**Task statement**
Give the entries again exactly, every one of them.

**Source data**
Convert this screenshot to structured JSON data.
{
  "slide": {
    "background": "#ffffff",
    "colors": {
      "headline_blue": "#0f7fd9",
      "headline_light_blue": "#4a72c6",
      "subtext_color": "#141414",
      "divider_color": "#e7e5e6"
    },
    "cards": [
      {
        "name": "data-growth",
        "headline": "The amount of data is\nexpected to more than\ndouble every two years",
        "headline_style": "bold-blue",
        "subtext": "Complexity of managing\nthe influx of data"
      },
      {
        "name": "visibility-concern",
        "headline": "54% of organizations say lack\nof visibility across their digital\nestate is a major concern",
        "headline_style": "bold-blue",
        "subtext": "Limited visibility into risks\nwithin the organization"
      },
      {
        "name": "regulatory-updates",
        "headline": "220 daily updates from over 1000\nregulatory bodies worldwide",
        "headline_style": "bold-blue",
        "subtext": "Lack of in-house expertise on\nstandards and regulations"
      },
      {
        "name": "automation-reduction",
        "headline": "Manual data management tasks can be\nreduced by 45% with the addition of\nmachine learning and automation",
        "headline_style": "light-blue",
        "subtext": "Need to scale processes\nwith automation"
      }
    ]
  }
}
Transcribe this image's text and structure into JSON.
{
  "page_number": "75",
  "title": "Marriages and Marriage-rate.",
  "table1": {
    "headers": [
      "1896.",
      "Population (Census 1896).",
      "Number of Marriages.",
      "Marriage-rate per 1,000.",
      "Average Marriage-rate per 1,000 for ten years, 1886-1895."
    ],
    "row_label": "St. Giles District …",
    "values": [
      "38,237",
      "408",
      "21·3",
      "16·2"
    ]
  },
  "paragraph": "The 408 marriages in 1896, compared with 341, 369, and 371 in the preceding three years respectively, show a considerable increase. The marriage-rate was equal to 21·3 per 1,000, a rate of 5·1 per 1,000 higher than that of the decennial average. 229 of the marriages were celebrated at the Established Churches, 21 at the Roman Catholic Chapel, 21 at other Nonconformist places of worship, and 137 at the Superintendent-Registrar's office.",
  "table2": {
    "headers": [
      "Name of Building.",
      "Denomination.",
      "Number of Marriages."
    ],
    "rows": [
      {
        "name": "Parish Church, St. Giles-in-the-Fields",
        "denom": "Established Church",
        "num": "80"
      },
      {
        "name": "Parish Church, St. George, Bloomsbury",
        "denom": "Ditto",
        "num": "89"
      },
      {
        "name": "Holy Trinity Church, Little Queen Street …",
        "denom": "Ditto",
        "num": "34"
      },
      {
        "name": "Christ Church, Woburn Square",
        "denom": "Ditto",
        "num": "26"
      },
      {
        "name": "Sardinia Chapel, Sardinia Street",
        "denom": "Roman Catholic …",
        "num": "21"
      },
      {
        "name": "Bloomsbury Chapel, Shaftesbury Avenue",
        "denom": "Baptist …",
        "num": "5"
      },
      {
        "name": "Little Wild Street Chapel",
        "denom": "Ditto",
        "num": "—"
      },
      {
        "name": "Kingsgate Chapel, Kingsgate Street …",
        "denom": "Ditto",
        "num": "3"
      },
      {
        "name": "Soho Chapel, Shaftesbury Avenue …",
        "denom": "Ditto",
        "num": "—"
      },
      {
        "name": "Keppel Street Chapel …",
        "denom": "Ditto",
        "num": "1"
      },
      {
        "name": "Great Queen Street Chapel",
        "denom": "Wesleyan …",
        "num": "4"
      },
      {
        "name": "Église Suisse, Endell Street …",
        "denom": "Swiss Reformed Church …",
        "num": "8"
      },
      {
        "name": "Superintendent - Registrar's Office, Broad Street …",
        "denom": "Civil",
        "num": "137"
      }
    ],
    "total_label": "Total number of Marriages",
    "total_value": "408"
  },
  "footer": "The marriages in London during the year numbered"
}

**Solved exercise**
Convert this screenshot to structured JSON data.
{
  "slide": {
    "background": "#ffffff",
    "colors": {
      "headline_blue": "#0f7fd9",
      "headline_light_blue": "#4a72c6",
      "subtext_color": "#141414",
      "divider_color": "#e7e5e6"
    },
    "cards": [
      {
        "name": "data-growth",
        "headline": "The amount of data is\nexpected to more than\ndouble every two years",
        "headline_style": "bold-blue",
        "subtext": "Complexity of managing\nthe influx of data"
      },
      {
        "name": "visibility-concern",
        "headline": "54% of organizations say lack\nof visibility across their digital\nestate is a major concern",
        "headline_style": "bold-blue",
        "subtext": "Limited visibility into risks\nwithin the organization"
      },
      {
        "name": "regulatory-updates",
        "headline": "220 daily updates from over 1000\nregulatory bodies worldwide",
        "headline_style": "bold-blue",
        "subtext": "Lack of in-house expertise on\nstandards and regulations"
      },
      {
        "name": "automation-reduction",
        "headline": "Manual data management tasks can be\nreduced by 45% with the addition of\nmachine learning and automation",
        "headline_style": "light-blue",
        "subtext": "Need to scale processes\nwith automation"
      }
    ]
  }
}
Transcribe this image's text and structure into JSON.
{
  "page_number": "75",
  "title": "Marriages and Marriage-rate.",
  "table1": {
    "headers": [
      "1896.",
      "Population (Census 1896).",
      "Number of Marriages.",
      "Marriage-rate per 1,000.",
      "Average Marriage-rate per 1,000 for ten years, 1886-1895."
    ],
    "row_label": "St. Giles District …",
    "values": [
      "38,237",
      "408",
      "21·3",
      "16·2"
    ]
  },
  "paragraph": "The 408 marriages in 1896, compared with 341, 369, and 371 in the preceding three years respectively, show a considerable increase. The marriage-rate was equal to 21·3 per 1,000, a rate of 5·1 per 1,000 higher than that of the decennial average. 229 of the marriages were celebrated at the Established Churches, 21 at the Roman Catholic Chapel, 21 at other Nonconformist places of worship, and 137 at the Superintendent-Registrar's office.",
  "table2": {
    "headers": [
      "Name of Building.",
      "Denomination.",
      "Number of Marriages."
    ],
    "rows": [
      {
        "name": "Parish Church, St. Giles-in-the-Fields",
        "denom": "Established Church",
        "num": "80"
      },
      {
        "name": "Parish Church, St. George, Bloomsbury",
        "denom": "Ditto",
        "num": "89"
      },
      {
        "name": "Holy Trinity Church, Little Queen Street …",
        "denom": "Ditto",
        "num": "34"
      },
      {
        "name": "Christ Church, Woburn Square",
        "denom": "Ditto",
        "num": "26"
      },
      {
        "name": "Sardinia Chapel, Sardinia Street",
        "denom": "Roman Catholic …",
        "num": "21"
      },
      {
        "name": "Bloomsbury Chapel, Shaftesbury Avenue",
        "denom": "Baptist …",
        "num": "5"
      },
      {
        "name": "Little Wild Street Chapel",
        "denom": "Ditto",
        "num": "—"
      },
      {
        "name": "Kingsgate Chapel, Kingsgate Street …",
        "denom": "Ditto",
        "num": "3"
      },
      {
        "name": "Soho Chapel, Shaftesbury Avenue …",
        "denom": "Ditto",
        "num": "—"
      },
      {
        "name": "Keppel Street Chapel …",
        "denom": "Ditto",
        "num": "1"
      },
      {
        "name": "Great Queen Street Chapel",
        "denom": "Wesleyan …",
        "num": "4"
      },
      {
        "name": "Église Suisse, Endell Street …",
        "denom": "Swiss Reformed Church …",
        "num": "8"
      },
      {
        "name": "Superintendent - Registrar's Office, Broad Street …",
        "denom": "Civil",
        "num": "137"
      }
    ],
    "total_label": "Total number of Marriages",
    "total_value": "408"
  },
  "footer": "The marriages in London during the year numbered"
}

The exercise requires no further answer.